DATA FOR PROCESSING —
..........
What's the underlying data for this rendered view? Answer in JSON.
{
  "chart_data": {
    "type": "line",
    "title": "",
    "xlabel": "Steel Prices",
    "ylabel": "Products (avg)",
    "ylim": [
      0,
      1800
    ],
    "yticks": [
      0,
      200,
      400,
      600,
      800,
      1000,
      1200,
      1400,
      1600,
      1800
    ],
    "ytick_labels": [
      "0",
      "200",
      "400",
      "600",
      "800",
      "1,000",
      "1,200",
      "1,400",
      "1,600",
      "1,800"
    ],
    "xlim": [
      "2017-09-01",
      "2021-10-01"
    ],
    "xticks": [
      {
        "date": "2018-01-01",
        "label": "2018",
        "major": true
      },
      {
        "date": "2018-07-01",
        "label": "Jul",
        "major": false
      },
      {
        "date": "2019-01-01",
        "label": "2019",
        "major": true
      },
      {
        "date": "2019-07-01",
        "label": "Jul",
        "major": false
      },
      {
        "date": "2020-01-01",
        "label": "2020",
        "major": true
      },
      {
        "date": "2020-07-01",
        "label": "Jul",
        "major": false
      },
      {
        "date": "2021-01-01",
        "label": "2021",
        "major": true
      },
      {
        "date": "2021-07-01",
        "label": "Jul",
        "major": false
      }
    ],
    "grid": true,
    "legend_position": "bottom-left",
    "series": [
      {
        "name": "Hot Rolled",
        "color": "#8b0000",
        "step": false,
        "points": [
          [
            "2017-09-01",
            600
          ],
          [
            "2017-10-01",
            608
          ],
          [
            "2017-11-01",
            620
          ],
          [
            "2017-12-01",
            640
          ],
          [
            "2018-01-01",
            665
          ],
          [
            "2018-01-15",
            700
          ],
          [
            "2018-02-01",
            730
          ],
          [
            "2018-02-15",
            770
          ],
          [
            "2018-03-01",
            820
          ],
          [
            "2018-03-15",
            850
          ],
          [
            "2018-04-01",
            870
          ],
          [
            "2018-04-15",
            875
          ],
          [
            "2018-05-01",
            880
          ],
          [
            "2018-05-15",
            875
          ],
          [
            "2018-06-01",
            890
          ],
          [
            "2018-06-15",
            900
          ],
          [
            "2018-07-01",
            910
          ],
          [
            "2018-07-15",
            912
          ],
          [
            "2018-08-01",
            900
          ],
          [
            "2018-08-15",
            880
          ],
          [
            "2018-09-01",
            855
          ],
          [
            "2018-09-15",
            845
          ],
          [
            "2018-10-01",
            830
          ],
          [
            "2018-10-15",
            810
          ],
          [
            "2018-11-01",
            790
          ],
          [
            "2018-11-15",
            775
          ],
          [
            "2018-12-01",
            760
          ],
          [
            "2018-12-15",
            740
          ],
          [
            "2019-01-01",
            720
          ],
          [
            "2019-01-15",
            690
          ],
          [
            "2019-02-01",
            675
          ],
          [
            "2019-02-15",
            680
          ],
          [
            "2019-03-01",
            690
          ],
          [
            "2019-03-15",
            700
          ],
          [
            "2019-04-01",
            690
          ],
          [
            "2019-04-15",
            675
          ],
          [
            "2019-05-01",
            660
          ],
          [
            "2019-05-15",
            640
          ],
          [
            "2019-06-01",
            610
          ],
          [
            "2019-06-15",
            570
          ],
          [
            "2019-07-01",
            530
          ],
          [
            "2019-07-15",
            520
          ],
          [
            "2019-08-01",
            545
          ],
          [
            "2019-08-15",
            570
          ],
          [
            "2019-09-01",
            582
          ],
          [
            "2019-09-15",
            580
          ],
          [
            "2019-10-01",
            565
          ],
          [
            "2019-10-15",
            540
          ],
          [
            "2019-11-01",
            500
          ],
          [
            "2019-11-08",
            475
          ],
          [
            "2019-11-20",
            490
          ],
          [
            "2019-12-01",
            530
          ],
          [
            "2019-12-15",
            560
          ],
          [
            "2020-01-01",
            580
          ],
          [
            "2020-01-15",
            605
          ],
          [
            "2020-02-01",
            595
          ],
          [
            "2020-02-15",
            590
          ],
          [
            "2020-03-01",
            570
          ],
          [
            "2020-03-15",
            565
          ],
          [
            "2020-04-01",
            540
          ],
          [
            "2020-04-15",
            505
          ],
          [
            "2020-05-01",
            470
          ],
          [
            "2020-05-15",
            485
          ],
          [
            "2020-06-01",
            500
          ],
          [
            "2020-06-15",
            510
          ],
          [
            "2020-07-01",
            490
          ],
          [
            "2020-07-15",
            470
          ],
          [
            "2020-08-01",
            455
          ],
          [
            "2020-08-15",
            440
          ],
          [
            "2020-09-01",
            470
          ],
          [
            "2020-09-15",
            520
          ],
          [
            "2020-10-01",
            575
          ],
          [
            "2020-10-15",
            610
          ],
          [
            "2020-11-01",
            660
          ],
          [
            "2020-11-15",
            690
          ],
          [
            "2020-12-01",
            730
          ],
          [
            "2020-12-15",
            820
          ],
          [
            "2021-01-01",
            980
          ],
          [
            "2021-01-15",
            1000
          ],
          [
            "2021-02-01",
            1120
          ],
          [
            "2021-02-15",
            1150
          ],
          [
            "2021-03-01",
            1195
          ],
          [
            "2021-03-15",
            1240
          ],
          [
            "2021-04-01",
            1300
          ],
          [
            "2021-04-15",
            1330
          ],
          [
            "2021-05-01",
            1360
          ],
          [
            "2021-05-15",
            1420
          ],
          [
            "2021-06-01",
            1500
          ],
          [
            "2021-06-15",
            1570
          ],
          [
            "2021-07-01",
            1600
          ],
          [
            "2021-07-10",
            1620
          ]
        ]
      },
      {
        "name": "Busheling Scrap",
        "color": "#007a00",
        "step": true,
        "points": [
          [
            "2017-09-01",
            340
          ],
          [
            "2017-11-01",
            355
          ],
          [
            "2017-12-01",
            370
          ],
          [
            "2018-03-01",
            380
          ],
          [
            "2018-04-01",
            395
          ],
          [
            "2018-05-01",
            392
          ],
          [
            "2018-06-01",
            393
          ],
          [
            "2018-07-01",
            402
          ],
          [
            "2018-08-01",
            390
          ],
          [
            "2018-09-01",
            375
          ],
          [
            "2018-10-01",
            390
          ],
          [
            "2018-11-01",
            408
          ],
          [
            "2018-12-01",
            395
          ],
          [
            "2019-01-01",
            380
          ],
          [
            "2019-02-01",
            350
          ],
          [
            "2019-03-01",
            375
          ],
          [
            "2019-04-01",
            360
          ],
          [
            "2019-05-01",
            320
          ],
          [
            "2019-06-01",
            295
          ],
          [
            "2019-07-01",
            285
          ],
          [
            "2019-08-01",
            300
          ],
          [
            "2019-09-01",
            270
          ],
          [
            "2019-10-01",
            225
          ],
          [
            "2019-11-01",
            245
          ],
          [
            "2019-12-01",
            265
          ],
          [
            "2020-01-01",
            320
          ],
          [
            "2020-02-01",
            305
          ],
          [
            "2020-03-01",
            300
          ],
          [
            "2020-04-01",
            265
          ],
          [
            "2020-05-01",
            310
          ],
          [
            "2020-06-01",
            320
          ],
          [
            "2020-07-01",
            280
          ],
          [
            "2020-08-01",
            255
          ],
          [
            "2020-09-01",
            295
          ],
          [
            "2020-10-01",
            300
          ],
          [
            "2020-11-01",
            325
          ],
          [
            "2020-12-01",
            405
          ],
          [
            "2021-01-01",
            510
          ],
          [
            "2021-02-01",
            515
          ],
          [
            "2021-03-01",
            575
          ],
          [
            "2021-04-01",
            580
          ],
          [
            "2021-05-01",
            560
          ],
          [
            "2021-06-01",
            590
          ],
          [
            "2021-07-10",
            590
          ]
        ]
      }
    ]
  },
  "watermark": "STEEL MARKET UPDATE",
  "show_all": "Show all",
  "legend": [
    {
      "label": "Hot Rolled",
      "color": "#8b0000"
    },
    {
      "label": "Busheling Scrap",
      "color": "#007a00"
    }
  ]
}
..........
GIVEN PROBLEM — Give the count of lines that hold the word "color", with nothing added.

THE SOLUTION — 4